What the task requires:
Write out each entry again. Keep every word exactly as it is.

Records to use:
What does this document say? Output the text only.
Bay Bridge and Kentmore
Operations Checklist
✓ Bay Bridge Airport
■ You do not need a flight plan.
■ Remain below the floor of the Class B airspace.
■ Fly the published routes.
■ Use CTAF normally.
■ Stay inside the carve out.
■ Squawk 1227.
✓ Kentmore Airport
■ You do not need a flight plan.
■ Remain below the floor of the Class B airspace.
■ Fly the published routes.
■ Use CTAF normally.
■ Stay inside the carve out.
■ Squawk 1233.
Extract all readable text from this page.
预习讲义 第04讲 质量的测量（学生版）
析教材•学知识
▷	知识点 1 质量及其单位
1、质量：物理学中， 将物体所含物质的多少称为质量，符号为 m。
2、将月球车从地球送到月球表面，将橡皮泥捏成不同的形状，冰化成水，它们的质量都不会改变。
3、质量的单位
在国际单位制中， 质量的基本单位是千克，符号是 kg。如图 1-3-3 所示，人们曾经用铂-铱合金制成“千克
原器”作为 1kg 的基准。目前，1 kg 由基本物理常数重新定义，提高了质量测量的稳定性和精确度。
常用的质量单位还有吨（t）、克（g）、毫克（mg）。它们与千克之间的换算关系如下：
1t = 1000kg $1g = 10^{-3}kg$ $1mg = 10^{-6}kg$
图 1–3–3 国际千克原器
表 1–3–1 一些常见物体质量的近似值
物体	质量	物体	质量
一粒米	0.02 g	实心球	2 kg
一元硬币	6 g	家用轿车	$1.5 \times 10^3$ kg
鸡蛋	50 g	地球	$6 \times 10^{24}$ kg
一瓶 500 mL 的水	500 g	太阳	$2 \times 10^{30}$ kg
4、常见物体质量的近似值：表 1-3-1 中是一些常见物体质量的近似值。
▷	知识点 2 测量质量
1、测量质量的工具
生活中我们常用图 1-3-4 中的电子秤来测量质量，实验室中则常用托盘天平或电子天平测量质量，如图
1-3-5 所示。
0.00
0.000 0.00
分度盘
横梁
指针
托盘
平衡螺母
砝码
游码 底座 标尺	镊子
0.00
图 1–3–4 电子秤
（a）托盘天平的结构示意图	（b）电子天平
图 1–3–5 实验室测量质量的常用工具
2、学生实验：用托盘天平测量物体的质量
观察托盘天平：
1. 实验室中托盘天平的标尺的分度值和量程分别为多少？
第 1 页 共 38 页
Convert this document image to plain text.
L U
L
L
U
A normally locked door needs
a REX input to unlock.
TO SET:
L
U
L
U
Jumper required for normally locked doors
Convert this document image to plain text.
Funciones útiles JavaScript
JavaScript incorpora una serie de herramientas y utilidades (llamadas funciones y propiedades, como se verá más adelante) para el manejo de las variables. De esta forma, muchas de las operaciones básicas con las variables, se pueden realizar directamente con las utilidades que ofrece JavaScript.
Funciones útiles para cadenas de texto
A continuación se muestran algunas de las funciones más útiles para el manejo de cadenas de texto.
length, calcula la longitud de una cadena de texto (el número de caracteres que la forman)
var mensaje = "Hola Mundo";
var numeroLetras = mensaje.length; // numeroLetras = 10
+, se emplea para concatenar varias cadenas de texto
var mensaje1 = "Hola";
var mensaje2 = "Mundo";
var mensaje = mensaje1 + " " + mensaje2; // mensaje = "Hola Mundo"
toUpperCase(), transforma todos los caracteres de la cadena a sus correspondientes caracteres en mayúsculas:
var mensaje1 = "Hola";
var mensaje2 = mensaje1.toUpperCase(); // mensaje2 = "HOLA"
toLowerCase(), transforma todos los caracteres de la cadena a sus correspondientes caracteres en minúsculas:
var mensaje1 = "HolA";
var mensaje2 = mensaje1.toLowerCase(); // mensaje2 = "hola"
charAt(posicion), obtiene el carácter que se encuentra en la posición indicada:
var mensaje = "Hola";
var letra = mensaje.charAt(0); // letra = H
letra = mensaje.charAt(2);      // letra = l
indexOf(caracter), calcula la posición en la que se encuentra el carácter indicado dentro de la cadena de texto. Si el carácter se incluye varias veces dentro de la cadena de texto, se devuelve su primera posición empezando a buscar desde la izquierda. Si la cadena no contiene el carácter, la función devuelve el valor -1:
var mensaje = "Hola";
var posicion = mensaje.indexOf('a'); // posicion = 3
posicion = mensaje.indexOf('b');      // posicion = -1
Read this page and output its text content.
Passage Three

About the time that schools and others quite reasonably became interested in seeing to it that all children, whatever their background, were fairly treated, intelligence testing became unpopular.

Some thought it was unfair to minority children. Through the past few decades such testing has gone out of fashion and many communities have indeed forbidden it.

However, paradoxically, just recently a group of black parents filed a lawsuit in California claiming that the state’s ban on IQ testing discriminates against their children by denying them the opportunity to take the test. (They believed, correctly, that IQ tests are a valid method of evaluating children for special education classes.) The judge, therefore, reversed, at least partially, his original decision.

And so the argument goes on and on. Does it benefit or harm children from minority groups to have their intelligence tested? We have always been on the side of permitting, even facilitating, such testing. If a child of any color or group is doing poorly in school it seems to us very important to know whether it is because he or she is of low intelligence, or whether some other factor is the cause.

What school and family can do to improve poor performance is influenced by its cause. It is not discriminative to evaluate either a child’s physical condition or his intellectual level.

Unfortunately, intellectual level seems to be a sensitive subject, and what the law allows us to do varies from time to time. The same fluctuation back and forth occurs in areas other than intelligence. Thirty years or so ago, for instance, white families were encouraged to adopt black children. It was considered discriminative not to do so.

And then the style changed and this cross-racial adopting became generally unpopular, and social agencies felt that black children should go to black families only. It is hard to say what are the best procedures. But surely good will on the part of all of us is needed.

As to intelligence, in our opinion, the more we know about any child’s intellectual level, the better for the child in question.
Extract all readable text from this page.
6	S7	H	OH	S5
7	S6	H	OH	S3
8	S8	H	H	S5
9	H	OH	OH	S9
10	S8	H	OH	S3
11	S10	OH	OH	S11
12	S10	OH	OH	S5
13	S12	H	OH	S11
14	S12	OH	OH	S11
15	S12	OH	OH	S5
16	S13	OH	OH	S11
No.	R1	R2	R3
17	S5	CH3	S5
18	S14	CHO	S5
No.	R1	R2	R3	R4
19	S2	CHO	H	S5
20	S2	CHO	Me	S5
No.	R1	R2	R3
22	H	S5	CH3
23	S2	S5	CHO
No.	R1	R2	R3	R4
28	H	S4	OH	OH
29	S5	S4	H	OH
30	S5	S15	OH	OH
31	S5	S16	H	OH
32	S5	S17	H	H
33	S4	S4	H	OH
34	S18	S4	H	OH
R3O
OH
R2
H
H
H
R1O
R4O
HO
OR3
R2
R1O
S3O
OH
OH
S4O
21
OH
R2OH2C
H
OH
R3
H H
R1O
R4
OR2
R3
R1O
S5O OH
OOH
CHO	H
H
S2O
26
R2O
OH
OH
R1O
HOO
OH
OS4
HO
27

Exercise answer:
What does this document say? Output the text only.
Bay Bridge and Kentmore
Operations Checklist
✓ Bay Bridge Airport
■ You do not need a flight plan.
■ Remain below the floor of the Class B airspace.
■ Fly the published routes.
■ Use CTAF normally.
■ Stay inside the carve out.
■ Squawk 1227.
✓ Kentmore Airport
■ You do not need a flight plan.
■ Remain below the floor of the Class B airspace.
■ Fly the published routes.
■ Use CTAF normally.
■ Stay inside the carve out.
■ Squawk 1233.
Extract all readable text from this page.
预习讲义 第04讲 质量的测量（学生版）
析教材•学知识
▷	知识点 1 质量及其单位
1、质量：物理学中， 将物体所含物质的多少称为质量，符号为 m。
2、将月球车从地球送到月球表面，将橡皮泥捏成不同的形状，冰化成水，它们的质量都不会改变。
3、质量的单位
在国际单位制中， 质量的基本单位是千克，符号是 kg。如图 1-3-3 所示，人们曾经用铂-铱合金制成“千克
原器”作为 1kg 的基准。目前，1 kg 由基本物理常数重新定义，提高了质量测量的稳定性和精确度。
常用的质量单位还有吨（t）、克（g）、毫克（mg）。它们与千克之间的换算关系如下：
1t = 1000kg $1g = 10^{-3}kg$ $1mg = 10^{-6}kg$
图 1–3–3 国际千克原器
表 1–3–1 一些常见物体质量的近似值
物体	质量	物体	质量
一粒米	0.02 g	实心球	2 kg
一元硬币	6 g	家用轿车	$1.5 \times 10^3$ kg
鸡蛋	50 g	地球	$6 \times 10^{24}$ kg
一瓶 500 mL 的水	500 g	太阳	$2 \times 10^{30}$ kg
4、常见物体质量的近似值：表 1-3-1 中是一些常见物体质量的近似值。
▷	知识点 2 测量质量
1、测量质量的工具
生活中我们常用图 1-3-4 中的电子秤来测量质量，实验室中则常用托盘天平或电子天平测量质量，如图
1-3-5 所示。
0.00
0.000 0.00
分度盘
横梁
指针
托盘
平衡螺母
砝码
游码 底座 标尺	镊子
0.00
图 1–3–4 电子秤
（a）托盘天平的结构示意图	（b）电子天平
图 1–3–5 实验室测量质量的常用工具
2、学生实验：用托盘天平测量物体的质量
观察托盘天平：
1. 实验室中托盘天平的标尺的分度值和量程分别为多少？
第 1 页 共 38 页
Convert this document image to plain text.
L U
L
L
U
A normally locked door needs
a REX input to unlock.
TO SET:
L
U
L
U
Jumper required for normally locked doors
Convert this document image to plain text.
Funciones útiles JavaScript
JavaScript incorpora una serie de herramientas y utilidades (llamadas funciones y propiedades, como se verá más adelante) para el manejo de las variables. De esta forma, muchas de las operaciones básicas con las variables, se pueden realizar directamente con las utilidades que ofrece JavaScript.
Funciones útiles para cadenas de texto
A continuación se muestran algunas de las funciones más útiles para el manejo de cadenas de texto.
length, calcula la longitud de una cadena de texto (el número de caracteres que la forman)
var mensaje = "Hola Mundo";
var numeroLetras = mensaje.length; // numeroLetras = 10
+, se emplea para concatenar varias cadenas de texto
var mensaje1 = "Hola";
var mensaje2 = "Mundo";
var mensaje = mensaje1 + " " + mensaje2; // mensaje = "Hola Mundo"
toUpperCase(), transforma todos los caracteres de la cadena a sus correspondientes caracteres en mayúsculas:
var mensaje1 = "Hola";
var mensaje2 = mensaje1.toUpperCase(); // mensaje2 = "HOLA"
toLowerCase(), transforma todos los caracteres de la cadena a sus correspondientes caracteres en minúsculas:
var mensaje1 = "HolA";
var mensaje2 = mensaje1.toLowerCase(); // mensaje2 = "hola"
charAt(posicion), obtiene el carácter que se encuentra en la posición indicada:
var mensaje = "Hola";
var letra = mensaje.charAt(0); // letra = H
letra = mensaje.charAt(2);      // letra = l
indexOf(caracter), calcula la posición en la que se encuentra el carácter indicado dentro de la cadena de texto. Si el carácter se incluye varias veces dentro de la cadena de texto, se devuelve su primera posición empezando a buscar desde la izquierda. Si la cadena no contiene el carácter, la función devuelve el valor -1:
var mensaje = "Hola";
var posicion = mensaje.indexOf('a'); // posicion = 3
posicion = mensaje.indexOf('b');      // posicion = -1
Read this page and output its text content.
Passage Three

About the time that schools and others quite reasonably became interested in seeing to it that all children, whatever their background, were fairly treated, intelligence testing became unpopular.

Some thought it was unfair to minority children. Through the past few decades such testing has gone out of fashion and many communities have indeed forbidden it.

However, paradoxically, just recently a group of black parents filed a lawsuit in California claiming that the state’s ban on IQ testing discriminates against their children by denying them the opportunity to take the test. (They believed, correctly, that IQ tests are a valid method of evaluating children for special education classes.) The judge, therefore, reversed, at least partially, his original decision.

And so the argument goes on and on. Does it benefit or harm children from minority groups to have their intelligence tested? We have always been on the side of permitting, even facilitating, such testing. If a child of any color or group is doing poorly in school it seems to us very important to know whether it is because he or she is of low intelligence, or whether some other factor is the cause.

What school and family can do to improve poor performance is influenced by its cause. It is not discriminative to evaluate either a child’s physical condition or his intellectual level.

Unfortunately, intellectual level seems to be a sensitive subject, and what the law allows us to do varies from time to time. The same fluctuation back and forth occurs in areas other than intelligence. Thirty years or so ago, for instance, white families were encouraged to adopt black children. It was considered discriminative not to do so.

And then the style changed and this cross-racial adopting became generally unpopular, and social agencies felt that black children should go to black families only. It is hard to say what are the best procedures. But surely good will on the part of all of us is needed.

As to intelligence, in our opinion, the more we know about any child’s intellectual level, the better for the child in question.
Extract all readable text from this page.
6	S7	H	OH	S5
7	S6	H	OH	S3
8	S8	H	H	S5
9	H	OH	OH	S9
10	S8	H	OH	S3
11	S10	OH	OH	S11
12	S10	OH	OH	S5
13	S12	H	OH	S11
14	S12	OH	OH	S11
15	S12	OH	OH	S5
16	S13	OH	OH	S11
No.	R1	R2	R3
17	S5	CH3	S5
18	S14	CHO	S5
No.	R1	R2	R3	R4
19	S2	CHO	H	S5
20	S2	CHO	Me	S5
No.	R1	R2	R3
22	H	S5	CH3
23	S2	S5	CHO
No.	R1	R2	R3	R4
28	H	S4	OH	OH
29	S5	S4	H	OH
30	S5	S15	OH	OH
31	S5	S16	H	OH
32	S5	S17	H	H
33	S4	S4	H	OH
34	S18	S4	H	OH
R3O
OH
R2
H
H
H
R1O
R4O
HO
OR3
R2
R1O
S3O
OH
OH
S4O
21
OH
R2OH2C
H
OH
R3
H H
R1O
R4
OR2
R3
R1O
S5O OH
OOH
CHO	H
H
S2O
26
R2O
OH
OH
R1O
HOO
OH
OS4
HO
27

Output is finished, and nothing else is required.